> [Stated task] Every line below should be copied exactly; drop the pictures.

> [Given records]
------------------------------------------------------------------------

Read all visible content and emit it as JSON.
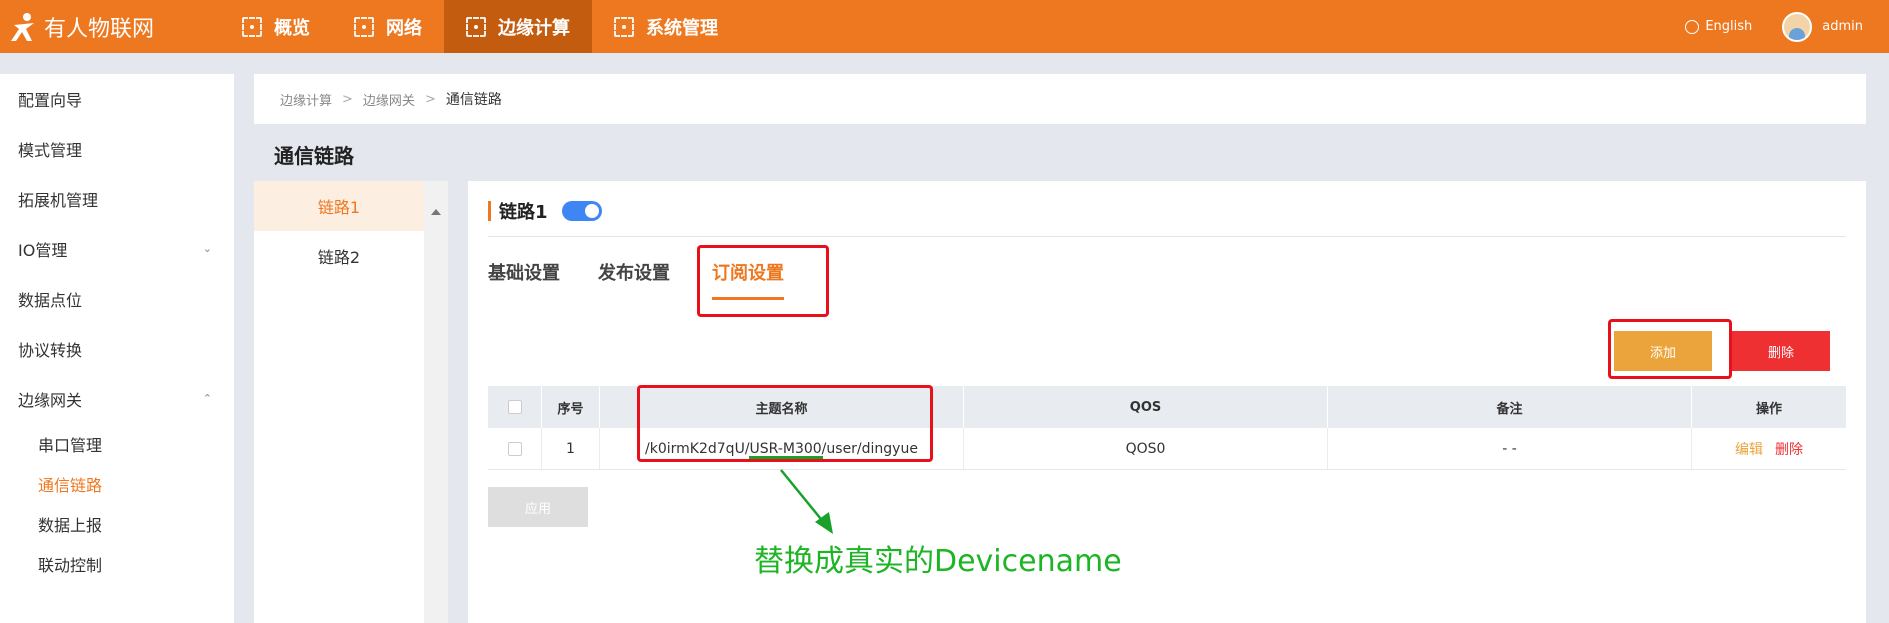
{
  "topbar": {
    "logo_text": "有人物联网",
    "nav": [
      {
        "label": "概览"
      },
      {
        "label": "网络"
      },
      {
        "label": "边缘计算"
      },
      {
        "label": "系统管理"
      }
    ],
    "language": "English",
    "user": "admin"
  },
  "sidebar": {
    "items": [
      {
        "label": "配置向导"
      },
      {
        "label": "模式管理"
      },
      {
        "label": "拓展机管理"
      },
      {
        "label": "IO管理"
      },
      {
        "label": "数据点位"
      },
      {
        "label": "协议转换"
      },
      {
        "label": "边缘网关"
      }
    ],
    "subitems": [
      {
        "label": "串口管理"
      },
      {
        "label": "通信链路"
      },
      {
        "label": "数据上报"
      },
      {
        "label": "联动控制"
      }
    ]
  },
  "breadcrumb": [
    "边缘计算",
    "边缘网关",
    "通信链路"
  ],
  "page_title": "通信链路",
  "links": [
    {
      "label": "链路1"
    },
    {
      "label": "链路2"
    }
  ],
  "panel": {
    "link_name": "链路1",
    "tabs": [
      {
        "label": "基础设置"
      },
      {
        "label": "发布设置"
      },
      {
        "label": "订阅设置"
      }
    ],
    "add_label": "添加",
    "delete_label": "删除",
    "apply_label": "应用"
  },
  "table": {
    "headers": [
      "序号",
      "主题名称",
      "QOS",
      "备注",
      "操作"
    ],
    "rows": [
      {
        "index": "1",
        "topic": "/k0irmK2d7qU/USR-M300/user/dingyue",
        "qos": "QOS0",
        "note": "- -",
        "edit": "编辑",
        "delete": "删除"
      }
    ]
  },
  "annotation": "替换成真实的Devicename",
  "colors": {
    "brand": "#ee781f",
    "highlight_box": "#e8101b",
    "annotation": "#1db524",
    "add_button": "#eba43b",
    "delete_button": "#ee3033"
  }
}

------------------------------------------------------------------------

> [Exercise result]
Read all visible content and emit it as JSON.
{
  "topbar": {
    "logo_text": "有人物联网",
    "nav": [
      {
        "label": "概览"
      },
      {
        "label": "网络"
      },
      {
        "label": "边缘计算"
      },
      {
        "label": "系统管理"
      }
    ],
    "language": "English",
    "user": "admin"
  },
  "sidebar": {
    "items": [
      {
        "label": "配置向导"
      },
      {
        "label": "模式管理"
      },
      {
        "label": "拓展机管理"
      },
      {
        "label": "IO管理"
      },
      {
        "label": "数据点位"
      },
      {
        "label": "协议转换"
      },
      {
        "label": "边缘网关"
      }
    ],
    "subitems": [
      {
        "label": "串口管理"
      },
      {
        "label": "通信链路"
      },
      {
        "label": "数据上报"
      },
      {
        "label": "联动控制"
      }
    ]
  },
  "breadcrumb": [
    "边缘计算",
    "边缘网关",
    "通信链路"
  ],
  "page_title": "通信链路",
  "links": [
    {
      "label": "链路1"
    },
    {
      "label": "链路2"
    }
  ],
  "panel": {
    "link_name": "链路1",
    "tabs": [
      {
        "label": "基础设置"
      },
      {
        "label": "发布设置"
      },
      {
        "label": "订阅设置"
      }
    ],
    "add_label": "添加",
    "delete_label": "删除",
    "apply_label": "应用"
  },
  "table": {
    "headers": [
      "序号",
      "主题名称",
      "QOS",
      "备注",
      "操作"
    ],
    "rows": [
      {
        "index": "1",
        "topic": "/k0irmK2d7qU/USR-M300/user/dingyue",
        "qos": "QOS0",
        "note": "- -",
        "edit": "编辑",
        "delete": "删除"
      }
    ]
  },
  "annotation": "替换成真实的Devicename",
  "colors": {
    "brand": "#ee781f",
    "highlight_box": "#e8101b",
    "annotation": "#1db524",
    "add_button": "#eba43b",
    "delete_button": "#ee3033"
  }
}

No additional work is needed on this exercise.